[Stated task] Print out the material that follows word for word.

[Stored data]
:::

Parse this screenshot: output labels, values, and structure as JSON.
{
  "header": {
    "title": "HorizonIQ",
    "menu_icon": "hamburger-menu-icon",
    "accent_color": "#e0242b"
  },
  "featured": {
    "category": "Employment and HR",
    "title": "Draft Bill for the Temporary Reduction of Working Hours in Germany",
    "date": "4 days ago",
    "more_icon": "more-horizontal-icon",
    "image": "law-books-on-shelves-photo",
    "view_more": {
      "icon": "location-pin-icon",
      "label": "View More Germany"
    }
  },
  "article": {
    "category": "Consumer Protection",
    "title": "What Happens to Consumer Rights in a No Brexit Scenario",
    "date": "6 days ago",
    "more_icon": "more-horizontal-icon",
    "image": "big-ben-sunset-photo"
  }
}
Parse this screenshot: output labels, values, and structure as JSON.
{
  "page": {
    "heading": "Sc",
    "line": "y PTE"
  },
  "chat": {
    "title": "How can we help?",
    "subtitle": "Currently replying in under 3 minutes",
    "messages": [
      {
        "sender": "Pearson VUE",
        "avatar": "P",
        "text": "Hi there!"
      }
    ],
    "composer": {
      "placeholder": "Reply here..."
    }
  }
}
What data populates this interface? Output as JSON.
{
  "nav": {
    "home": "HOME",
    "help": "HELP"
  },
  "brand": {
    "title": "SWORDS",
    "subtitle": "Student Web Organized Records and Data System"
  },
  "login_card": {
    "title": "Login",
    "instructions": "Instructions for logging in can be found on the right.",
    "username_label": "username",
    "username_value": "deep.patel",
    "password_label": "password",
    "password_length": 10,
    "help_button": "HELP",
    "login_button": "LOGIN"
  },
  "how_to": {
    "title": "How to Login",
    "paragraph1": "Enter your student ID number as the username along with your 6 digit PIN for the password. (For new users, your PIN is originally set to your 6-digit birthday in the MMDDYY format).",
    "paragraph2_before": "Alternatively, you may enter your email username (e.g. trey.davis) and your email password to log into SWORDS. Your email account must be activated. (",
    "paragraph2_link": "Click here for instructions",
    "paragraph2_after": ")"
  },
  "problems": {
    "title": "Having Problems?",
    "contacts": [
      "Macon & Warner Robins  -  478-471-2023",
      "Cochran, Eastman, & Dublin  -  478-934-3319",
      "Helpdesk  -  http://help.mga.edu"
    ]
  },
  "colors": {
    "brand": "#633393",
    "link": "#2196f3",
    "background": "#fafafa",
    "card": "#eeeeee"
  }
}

:::

[Response]
Parse this screenshot: output labels, values, and structure as JSON.
{
  "header": {
    "title": "HorizonIQ",
    "menu_icon": "hamburger-menu-icon",
    "accent_color": "#e0242b"
  },
  "featured": {
    "category": "Employment and HR",
    "title": "Draft Bill for the Temporary Reduction of Working Hours in Germany",
    "date": "4 days ago",
    "more_icon": "more-horizontal-icon",
    "image": "law-books-on-shelves-photo",
    "view_more": {
      "icon": "location-pin-icon",
      "label": "View More Germany"
    }
  },
  "article": {
    "category": "Consumer Protection",
    "title": "What Happens to Consumer Rights in a No Brexit Scenario",
    "date": "6 days ago",
    "more_icon": "more-horizontal-icon",
    "image": "big-ben-sunset-photo"
  }
}
Parse this screenshot: output labels, values, and structure as JSON.
{
  "page": {
    "heading": "Sc",
    "line": "y PTE"
  },
  "chat": {
    "title": "How can we help?",
    "subtitle": "Currently replying in under 3 minutes",
    "messages": [
      {
        "sender": "Pearson VUE",
        "avatar": "P",
        "text": "Hi there!"
      }
    ],
    "composer": {
      "placeholder": "Reply here..."
    }
  }
}
What data populates this interface? Output as JSON.
{
  "nav": {
    "home": "HOME",
    "help": "HELP"
  },
  "brand": {
    "title": "SWORDS",
    "subtitle": "Student Web Organized Records and Data System"
  },
  "login_card": {
    "title": "Login",
    "instructions": "Instructions for logging in can be found on the right.",
    "username_label": "username",
    "username_value": "deep.patel",
    "password_label": "password",
    "password_length": 10,
    "help_button": "HELP",
    "login_button": "LOGIN"
  },
  "how_to": {
    "title": "How to Login",
    "paragraph1": "Enter your student ID number as the username along with your 6 digit PIN for the password. (For new users, your PIN is originally set to your 6-digit birthday in the MMDDYY format).",
    "paragraph2_before": "Alternatively, you may enter your email username (e.g. trey.davis) and your email password to log into SWORDS. Your email account must be activated. (",
    "paragraph2_link": "Click here for instructions",
    "paragraph2_after": ")"
  },
  "problems": {
    "title": "Having Problems?",
    "contacts": [
      "Macon & Warner Robins  -  478-471-2023",
      "Cochran, Eastman, & Dublin  -  478-934-3319",
      "Helpdesk  -  http://help.mga.edu"
    ]
  },
  "colors": {
    "brand": "#633393",
    "link": "#2196f3",
    "background": "#fafafa",
    "card": "#eeeeee"
  }
}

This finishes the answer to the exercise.